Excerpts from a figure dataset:
──────────────────────────────
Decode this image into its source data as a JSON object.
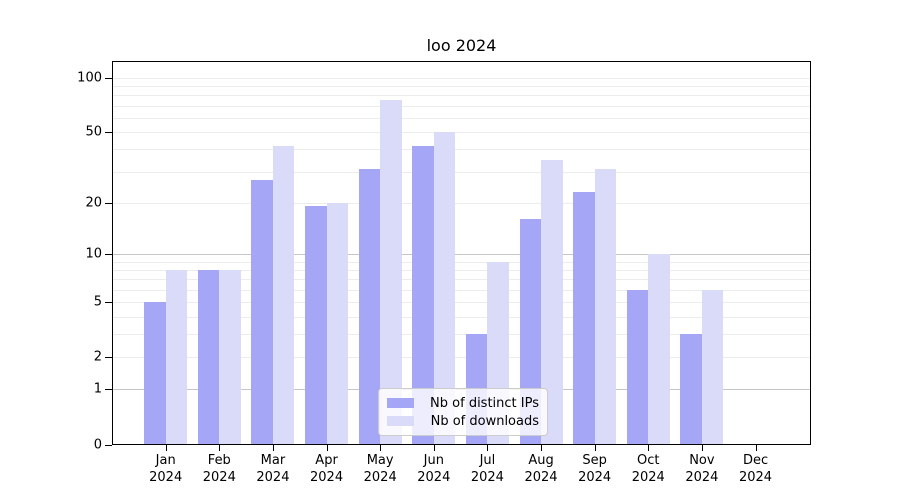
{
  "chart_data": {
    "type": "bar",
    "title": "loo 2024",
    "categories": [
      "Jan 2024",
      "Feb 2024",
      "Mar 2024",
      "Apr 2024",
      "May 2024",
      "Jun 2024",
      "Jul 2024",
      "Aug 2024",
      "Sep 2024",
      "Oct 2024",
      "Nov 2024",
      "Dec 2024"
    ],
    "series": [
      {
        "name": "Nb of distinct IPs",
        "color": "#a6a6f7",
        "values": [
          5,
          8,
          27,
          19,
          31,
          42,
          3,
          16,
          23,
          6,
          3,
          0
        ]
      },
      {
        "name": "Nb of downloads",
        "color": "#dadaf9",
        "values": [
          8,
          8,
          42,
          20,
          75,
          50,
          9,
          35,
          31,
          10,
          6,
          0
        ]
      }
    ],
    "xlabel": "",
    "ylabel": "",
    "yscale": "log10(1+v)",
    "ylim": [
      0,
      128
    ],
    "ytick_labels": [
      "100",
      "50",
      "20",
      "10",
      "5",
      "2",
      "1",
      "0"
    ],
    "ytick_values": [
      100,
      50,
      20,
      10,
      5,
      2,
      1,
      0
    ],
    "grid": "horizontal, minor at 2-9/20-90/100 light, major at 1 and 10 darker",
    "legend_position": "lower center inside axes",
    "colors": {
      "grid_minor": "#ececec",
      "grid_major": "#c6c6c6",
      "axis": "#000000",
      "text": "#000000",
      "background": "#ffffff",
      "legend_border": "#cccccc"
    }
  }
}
──────────────────────────────
* [Your objective] State the count of lines in the data holding the word "name", adding nothing to it.

* [Result of this task] 2